Stated problem: Every entry that follows needs to be repeated exactly.

The data:
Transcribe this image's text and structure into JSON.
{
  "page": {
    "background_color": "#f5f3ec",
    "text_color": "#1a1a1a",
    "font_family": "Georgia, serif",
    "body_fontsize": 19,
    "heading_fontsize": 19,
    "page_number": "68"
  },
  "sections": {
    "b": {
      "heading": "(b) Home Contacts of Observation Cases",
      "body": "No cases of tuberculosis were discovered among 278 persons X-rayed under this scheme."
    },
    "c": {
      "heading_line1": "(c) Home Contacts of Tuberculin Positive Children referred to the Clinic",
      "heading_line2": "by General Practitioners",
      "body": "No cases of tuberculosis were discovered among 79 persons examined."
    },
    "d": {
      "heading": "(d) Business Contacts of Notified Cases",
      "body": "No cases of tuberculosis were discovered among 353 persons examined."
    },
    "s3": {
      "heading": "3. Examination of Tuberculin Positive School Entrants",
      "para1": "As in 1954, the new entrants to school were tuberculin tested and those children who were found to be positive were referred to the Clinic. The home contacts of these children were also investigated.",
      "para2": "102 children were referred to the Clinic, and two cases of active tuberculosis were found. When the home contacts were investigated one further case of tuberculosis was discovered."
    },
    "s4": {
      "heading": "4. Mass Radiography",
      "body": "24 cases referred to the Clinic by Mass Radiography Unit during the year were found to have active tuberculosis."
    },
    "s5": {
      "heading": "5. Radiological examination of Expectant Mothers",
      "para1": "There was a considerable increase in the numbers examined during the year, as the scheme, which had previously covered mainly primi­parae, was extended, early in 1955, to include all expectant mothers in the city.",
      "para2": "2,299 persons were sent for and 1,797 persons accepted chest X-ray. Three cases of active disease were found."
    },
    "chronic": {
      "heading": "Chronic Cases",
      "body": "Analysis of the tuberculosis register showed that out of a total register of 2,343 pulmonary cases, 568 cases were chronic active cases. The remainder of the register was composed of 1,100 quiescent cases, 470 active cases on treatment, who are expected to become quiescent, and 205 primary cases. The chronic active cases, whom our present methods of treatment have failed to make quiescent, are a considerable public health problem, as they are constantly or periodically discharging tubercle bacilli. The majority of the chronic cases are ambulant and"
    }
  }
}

Correct response:
Transcribe this image's text and structure into JSON.
{
  "page": {
    "background_color": "#f5f3ec",
    "text_color": "#1a1a1a",
    "font_family": "Georgia, serif",
    "body_fontsize": 19,
    "heading_fontsize": 19,
    "page_number": "68"
  },
  "sections": {
    "b": {
      "heading": "(b) Home Contacts of Observation Cases",
      "body": "No cases of tuberculosis were discovered among 278 persons X-rayed under this scheme."
    },
    "c": {
      "heading_line1": "(c) Home Contacts of Tuberculin Positive Children referred to the Clinic",
      "heading_line2": "by General Practitioners",
      "body": "No cases of tuberculosis were discovered among 79 persons examined."
    },
    "d": {
      "heading": "(d) Business Contacts of Notified Cases",
      "body": "No cases of tuberculosis were discovered among 353 persons examined."
    },
    "s3": {
      "heading": "3. Examination of Tuberculin Positive School Entrants",
      "para1": "As in 1954, the new entrants to school were tuberculin tested and those children who were found to be positive were referred to the Clinic. The home contacts of these children were also investigated.",
      "para2": "102 children were referred to the Clinic, and two cases of active tuberculosis were found. When the home contacts were investigated one further case of tuberculosis was discovered."
    },
    "s4": {
      "heading": "4. Mass Radiography",
      "body": "24 cases referred to the Clinic by Mass Radiography Unit during the year were found to have active tuberculosis."
    },
    "s5": {
      "heading": "5. Radiological examination of Expectant Mothers",
      "para1": "There was a considerable increase in the numbers examined during the year, as the scheme, which had previously covered mainly primi­parae, was extended, early in 1955, to include all expectant mothers in the city.",
      "para2": "2,299 persons were sent for and 1,797 persons accepted chest X-ray. Three cases of active disease were found."
    },
    "chronic": {
      "heading": "Chronic Cases",
      "body": "Analysis of the tuberculosis register showed that out of a total register of 2,343 pulmonary cases, 568 cases were chronic active cases. The remainder of the register was composed of 1,100 quiescent cases, 470 active cases on treatment, who are expected to become quiescent, and 205 primary cases. The chronic active cases, whom our present methods of treatment have failed to make quiescent, are a considerable public health problem, as they are constantly or periodically discharging tubercle bacilli. The majority of the chronic cases are ambulant and"
    }
  }
}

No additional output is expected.